[Saved entries]
◆ ◆ ◆

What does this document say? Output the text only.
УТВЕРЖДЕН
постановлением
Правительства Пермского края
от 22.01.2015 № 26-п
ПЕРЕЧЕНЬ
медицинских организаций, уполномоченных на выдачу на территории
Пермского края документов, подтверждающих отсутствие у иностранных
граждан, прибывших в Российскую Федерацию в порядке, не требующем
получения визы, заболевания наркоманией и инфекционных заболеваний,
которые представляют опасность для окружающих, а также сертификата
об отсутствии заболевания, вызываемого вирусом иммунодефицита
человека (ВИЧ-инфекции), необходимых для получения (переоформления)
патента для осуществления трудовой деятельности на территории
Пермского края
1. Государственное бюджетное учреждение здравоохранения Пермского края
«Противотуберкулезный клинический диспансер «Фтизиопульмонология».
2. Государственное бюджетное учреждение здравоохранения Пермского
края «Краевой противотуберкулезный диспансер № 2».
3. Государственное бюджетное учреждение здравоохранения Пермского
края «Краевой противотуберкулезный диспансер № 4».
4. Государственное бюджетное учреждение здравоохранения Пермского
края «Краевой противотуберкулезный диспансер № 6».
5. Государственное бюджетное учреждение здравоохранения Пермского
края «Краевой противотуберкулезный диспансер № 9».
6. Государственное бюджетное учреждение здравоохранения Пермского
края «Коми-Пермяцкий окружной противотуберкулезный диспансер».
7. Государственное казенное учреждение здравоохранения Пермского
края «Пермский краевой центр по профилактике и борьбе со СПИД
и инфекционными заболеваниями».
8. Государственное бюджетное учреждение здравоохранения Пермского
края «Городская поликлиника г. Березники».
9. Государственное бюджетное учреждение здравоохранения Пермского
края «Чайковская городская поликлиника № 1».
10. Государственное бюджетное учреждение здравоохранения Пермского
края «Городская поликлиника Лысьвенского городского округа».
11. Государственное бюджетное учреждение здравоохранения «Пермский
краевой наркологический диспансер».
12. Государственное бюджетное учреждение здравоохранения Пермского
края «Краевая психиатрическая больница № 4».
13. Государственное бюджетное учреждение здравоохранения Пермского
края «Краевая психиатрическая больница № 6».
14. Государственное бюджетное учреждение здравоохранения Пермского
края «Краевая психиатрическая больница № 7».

◆ ◆ ◆

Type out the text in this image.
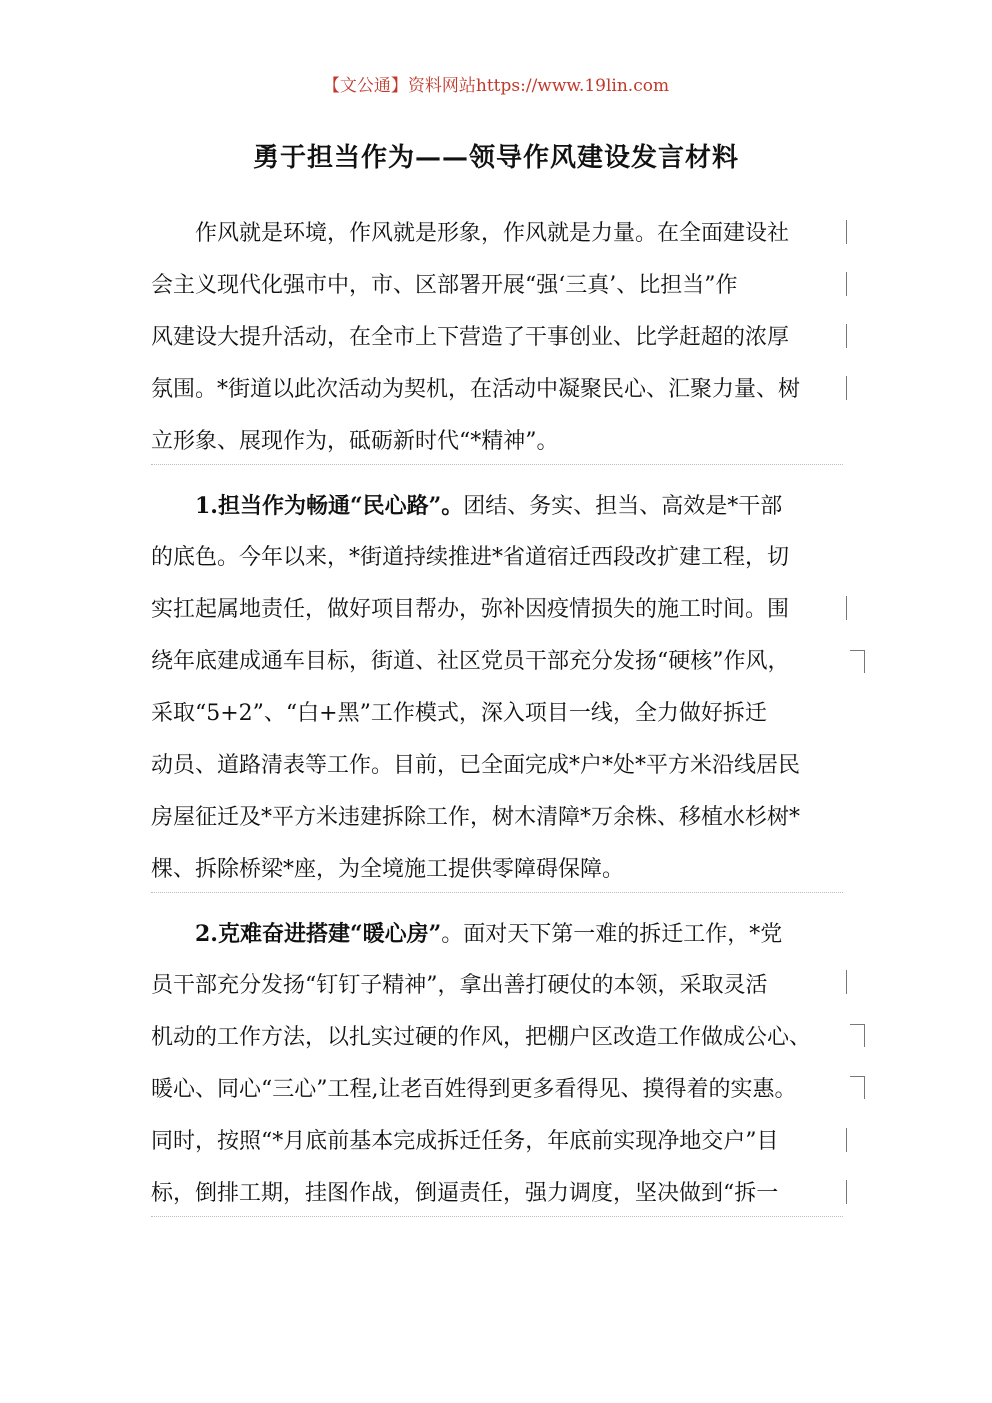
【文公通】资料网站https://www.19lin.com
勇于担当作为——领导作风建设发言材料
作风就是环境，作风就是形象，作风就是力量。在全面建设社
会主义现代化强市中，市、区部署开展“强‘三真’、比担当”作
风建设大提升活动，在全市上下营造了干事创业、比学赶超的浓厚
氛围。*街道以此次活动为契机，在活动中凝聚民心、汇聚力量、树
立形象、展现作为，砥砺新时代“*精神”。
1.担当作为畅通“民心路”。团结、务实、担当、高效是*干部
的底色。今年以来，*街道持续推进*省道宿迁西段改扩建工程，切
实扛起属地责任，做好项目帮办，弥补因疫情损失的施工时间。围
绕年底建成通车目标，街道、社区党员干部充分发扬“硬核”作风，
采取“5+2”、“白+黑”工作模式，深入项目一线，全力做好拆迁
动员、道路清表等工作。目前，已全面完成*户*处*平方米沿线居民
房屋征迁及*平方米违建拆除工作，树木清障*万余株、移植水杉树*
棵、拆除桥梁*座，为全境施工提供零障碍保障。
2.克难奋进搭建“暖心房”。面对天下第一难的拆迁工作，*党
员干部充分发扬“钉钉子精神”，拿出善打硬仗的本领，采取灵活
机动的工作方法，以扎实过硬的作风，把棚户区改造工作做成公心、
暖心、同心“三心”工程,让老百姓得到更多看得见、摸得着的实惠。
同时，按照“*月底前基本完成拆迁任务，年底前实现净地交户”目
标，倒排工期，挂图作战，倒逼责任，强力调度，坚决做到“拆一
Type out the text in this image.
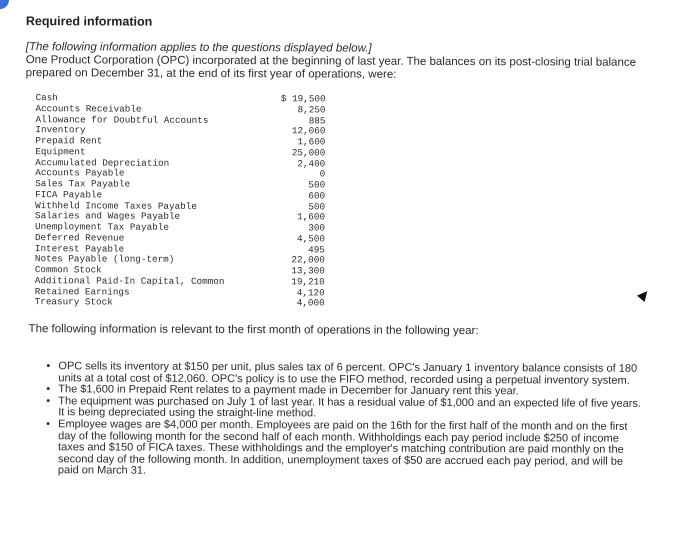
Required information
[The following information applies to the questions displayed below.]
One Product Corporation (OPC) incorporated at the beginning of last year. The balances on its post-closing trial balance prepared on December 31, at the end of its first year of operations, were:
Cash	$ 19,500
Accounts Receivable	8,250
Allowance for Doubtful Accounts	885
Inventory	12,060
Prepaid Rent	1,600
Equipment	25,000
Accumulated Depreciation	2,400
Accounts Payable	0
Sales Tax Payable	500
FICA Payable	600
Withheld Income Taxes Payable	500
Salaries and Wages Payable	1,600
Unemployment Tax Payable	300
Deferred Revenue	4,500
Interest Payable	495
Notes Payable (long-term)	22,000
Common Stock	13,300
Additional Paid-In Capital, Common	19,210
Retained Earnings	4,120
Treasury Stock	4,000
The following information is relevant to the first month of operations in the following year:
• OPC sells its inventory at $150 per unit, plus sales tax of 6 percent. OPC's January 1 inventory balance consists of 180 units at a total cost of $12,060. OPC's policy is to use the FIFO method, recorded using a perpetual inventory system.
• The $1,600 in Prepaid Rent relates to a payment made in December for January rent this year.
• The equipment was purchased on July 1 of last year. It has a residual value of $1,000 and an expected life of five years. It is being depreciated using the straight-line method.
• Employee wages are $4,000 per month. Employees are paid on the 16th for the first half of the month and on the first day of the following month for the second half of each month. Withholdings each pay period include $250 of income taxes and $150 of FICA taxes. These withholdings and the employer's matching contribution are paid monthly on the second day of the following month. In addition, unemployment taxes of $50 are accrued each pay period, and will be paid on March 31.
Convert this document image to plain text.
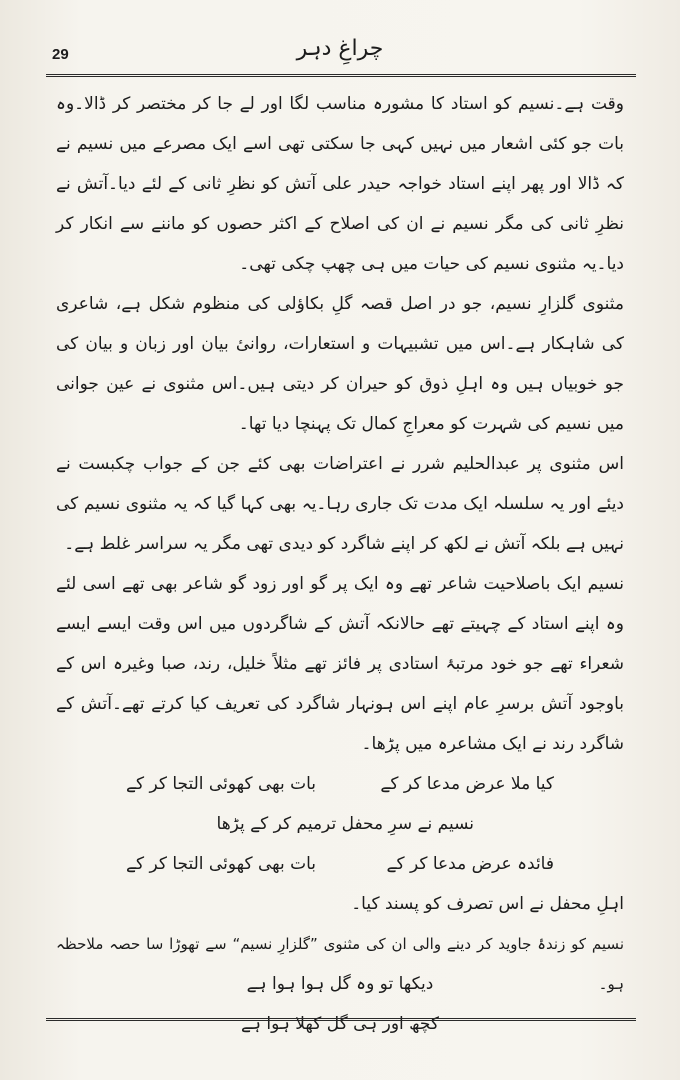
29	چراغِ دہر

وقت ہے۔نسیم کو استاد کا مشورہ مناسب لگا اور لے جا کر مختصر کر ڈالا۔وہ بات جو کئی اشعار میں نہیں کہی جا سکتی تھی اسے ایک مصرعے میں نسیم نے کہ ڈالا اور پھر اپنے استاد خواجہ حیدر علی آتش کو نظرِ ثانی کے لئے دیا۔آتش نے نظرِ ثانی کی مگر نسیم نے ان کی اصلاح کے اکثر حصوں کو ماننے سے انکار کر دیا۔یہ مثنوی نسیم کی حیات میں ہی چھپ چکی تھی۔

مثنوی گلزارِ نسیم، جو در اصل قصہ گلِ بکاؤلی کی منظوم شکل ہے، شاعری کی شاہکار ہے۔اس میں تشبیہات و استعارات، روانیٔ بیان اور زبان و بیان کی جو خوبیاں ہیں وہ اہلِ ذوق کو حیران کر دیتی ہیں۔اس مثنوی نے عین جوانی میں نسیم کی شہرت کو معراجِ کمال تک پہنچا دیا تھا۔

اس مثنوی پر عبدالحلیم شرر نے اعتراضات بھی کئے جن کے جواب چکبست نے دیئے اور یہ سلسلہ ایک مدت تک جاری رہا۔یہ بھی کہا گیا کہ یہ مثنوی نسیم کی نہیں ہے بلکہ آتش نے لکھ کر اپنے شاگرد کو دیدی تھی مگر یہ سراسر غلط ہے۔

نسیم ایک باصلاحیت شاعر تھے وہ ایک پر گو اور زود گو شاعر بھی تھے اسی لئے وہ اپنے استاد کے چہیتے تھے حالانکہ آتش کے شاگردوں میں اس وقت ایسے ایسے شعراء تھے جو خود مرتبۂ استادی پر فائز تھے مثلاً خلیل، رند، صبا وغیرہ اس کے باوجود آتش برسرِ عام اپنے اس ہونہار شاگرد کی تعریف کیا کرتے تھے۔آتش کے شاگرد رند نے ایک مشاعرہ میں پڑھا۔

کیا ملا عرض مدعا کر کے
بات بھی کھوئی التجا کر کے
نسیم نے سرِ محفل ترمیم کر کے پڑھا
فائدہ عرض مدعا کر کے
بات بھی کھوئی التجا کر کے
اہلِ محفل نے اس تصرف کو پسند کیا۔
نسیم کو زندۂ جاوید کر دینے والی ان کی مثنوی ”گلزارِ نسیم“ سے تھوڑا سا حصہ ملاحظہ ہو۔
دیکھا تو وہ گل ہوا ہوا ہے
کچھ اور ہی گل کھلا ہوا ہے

◆ ◆ ◆

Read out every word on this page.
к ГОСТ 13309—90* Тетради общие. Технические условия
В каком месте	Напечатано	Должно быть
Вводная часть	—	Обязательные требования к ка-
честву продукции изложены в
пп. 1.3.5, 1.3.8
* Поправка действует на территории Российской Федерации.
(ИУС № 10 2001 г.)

◆ ◆ ◆

## What is expected
Identify and copy the lines holding the word "this".

## Response
What does this document say? Output the text only.
Type out the text in this image.
Type out the text in this image.
• The $1,600 in Prepaid Rent relates to a payment made in December for January rent this year.
Convert this document image to plain text.
Read out every word on this page.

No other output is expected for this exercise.